■ **TASK GOAL**:
What number of lines hold the word "JSON"? State that number and nothing besides.

[Data items]
______________________________

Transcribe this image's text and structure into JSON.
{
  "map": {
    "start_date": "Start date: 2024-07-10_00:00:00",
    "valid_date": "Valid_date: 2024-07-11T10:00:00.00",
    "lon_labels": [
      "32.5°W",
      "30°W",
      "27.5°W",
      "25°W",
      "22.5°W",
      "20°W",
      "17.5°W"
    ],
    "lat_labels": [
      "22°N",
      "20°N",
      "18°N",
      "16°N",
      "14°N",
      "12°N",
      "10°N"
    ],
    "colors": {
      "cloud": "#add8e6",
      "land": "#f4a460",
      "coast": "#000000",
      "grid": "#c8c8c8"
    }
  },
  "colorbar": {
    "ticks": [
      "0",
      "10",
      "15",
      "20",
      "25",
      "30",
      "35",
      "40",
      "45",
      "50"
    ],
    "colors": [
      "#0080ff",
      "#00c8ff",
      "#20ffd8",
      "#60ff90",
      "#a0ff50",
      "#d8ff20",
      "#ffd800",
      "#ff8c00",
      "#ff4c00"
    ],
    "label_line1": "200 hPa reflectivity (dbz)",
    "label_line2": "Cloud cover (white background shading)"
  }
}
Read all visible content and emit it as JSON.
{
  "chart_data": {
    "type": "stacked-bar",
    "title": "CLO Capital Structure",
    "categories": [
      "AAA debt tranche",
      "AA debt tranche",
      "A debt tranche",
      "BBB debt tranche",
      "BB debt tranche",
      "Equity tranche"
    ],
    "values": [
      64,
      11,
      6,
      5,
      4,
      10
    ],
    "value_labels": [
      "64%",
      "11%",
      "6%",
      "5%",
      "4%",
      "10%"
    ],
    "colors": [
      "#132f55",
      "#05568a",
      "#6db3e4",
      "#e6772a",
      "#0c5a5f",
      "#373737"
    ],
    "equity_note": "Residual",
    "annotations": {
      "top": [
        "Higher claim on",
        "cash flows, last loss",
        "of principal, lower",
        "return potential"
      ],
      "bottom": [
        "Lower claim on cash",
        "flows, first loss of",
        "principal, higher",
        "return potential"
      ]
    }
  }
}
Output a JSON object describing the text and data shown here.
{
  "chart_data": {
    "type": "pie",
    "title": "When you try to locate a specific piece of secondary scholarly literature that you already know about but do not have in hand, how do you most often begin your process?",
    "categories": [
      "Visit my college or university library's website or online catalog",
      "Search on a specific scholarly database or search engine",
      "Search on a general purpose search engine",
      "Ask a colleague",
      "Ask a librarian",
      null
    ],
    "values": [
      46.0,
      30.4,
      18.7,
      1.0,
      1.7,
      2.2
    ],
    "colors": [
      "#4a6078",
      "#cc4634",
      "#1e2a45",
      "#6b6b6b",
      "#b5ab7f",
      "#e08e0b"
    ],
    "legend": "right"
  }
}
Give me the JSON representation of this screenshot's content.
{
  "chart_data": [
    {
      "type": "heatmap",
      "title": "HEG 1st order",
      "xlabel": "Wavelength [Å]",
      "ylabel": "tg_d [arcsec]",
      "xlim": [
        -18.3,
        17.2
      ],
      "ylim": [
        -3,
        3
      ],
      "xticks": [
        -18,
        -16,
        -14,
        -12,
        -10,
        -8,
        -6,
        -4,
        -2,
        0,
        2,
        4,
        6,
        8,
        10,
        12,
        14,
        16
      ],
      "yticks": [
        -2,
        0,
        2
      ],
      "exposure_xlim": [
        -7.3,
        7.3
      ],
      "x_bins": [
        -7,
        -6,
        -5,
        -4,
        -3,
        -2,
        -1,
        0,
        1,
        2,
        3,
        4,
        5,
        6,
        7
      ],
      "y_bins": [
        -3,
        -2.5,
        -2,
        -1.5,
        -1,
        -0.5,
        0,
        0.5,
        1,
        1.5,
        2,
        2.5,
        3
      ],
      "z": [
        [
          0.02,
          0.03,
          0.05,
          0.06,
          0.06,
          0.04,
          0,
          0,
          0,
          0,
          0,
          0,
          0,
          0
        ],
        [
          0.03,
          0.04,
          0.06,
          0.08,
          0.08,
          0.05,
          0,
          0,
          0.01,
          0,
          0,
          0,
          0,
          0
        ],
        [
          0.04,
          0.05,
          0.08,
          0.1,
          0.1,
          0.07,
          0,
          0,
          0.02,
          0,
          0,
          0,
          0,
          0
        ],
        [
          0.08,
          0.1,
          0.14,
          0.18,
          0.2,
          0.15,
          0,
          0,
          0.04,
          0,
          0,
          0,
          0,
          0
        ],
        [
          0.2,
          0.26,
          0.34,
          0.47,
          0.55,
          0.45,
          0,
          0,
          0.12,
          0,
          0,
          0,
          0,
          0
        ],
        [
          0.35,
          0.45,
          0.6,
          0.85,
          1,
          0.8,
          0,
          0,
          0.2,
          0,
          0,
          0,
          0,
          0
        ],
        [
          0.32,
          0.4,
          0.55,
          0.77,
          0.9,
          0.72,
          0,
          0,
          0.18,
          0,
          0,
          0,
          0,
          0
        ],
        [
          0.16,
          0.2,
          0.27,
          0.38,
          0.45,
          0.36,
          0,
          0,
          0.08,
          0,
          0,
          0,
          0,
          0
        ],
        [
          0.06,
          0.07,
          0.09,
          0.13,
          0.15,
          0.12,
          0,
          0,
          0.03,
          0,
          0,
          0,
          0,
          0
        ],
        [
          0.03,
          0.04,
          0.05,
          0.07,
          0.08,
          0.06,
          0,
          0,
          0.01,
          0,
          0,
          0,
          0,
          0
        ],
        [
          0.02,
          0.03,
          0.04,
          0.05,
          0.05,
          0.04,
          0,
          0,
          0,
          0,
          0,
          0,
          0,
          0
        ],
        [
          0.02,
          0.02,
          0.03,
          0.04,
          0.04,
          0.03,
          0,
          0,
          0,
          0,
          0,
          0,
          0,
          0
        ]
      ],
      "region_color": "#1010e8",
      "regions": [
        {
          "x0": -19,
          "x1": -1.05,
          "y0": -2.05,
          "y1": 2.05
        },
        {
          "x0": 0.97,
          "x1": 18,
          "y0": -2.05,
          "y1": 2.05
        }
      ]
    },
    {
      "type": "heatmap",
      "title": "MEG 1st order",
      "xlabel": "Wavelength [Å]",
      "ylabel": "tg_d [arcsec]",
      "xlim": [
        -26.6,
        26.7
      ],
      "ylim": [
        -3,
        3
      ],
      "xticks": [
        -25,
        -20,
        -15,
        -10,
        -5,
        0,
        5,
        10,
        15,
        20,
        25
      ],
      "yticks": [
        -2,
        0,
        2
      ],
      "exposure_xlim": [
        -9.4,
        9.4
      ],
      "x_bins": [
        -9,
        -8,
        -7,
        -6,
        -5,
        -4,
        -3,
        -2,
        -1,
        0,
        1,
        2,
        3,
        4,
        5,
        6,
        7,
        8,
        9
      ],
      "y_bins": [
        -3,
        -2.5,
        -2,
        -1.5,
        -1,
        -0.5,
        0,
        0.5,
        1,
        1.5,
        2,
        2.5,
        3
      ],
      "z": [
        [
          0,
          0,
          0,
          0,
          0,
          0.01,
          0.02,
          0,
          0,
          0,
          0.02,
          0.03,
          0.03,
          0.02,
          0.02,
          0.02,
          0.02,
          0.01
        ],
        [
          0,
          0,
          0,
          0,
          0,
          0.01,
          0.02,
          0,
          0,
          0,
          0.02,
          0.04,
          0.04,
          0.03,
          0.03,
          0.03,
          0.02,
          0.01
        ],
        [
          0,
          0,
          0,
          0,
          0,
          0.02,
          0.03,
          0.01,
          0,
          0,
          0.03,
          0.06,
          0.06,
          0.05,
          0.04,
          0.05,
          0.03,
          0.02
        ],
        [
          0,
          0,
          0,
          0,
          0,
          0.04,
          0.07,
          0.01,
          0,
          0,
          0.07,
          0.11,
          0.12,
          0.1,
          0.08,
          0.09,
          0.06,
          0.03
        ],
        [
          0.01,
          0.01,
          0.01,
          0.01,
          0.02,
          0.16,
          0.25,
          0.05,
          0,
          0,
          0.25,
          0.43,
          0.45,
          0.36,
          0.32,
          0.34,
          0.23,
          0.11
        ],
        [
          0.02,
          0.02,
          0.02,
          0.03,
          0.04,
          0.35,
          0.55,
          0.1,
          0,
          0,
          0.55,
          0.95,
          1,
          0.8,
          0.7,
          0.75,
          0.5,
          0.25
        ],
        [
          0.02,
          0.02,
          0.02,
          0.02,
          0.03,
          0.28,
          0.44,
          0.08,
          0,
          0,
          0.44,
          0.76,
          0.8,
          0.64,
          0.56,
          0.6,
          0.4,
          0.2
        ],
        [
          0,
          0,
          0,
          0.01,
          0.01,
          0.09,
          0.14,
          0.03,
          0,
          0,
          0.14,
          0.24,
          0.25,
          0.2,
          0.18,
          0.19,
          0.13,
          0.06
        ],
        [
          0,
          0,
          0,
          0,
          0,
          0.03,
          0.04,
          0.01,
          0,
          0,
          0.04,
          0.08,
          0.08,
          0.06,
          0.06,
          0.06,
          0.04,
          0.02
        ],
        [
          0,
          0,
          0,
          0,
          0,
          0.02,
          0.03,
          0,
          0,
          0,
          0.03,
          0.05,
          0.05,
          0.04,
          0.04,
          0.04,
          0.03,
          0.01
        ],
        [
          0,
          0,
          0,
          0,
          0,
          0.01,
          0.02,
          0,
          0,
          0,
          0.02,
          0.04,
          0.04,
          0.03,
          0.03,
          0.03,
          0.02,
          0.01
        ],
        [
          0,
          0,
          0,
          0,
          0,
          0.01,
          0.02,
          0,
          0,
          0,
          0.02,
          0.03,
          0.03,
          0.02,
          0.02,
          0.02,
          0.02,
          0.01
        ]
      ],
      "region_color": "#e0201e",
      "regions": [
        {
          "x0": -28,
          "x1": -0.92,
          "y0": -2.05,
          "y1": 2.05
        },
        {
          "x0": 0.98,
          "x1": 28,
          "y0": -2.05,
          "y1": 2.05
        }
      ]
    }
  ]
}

______________________________

■ **RESULT BELOW**:
4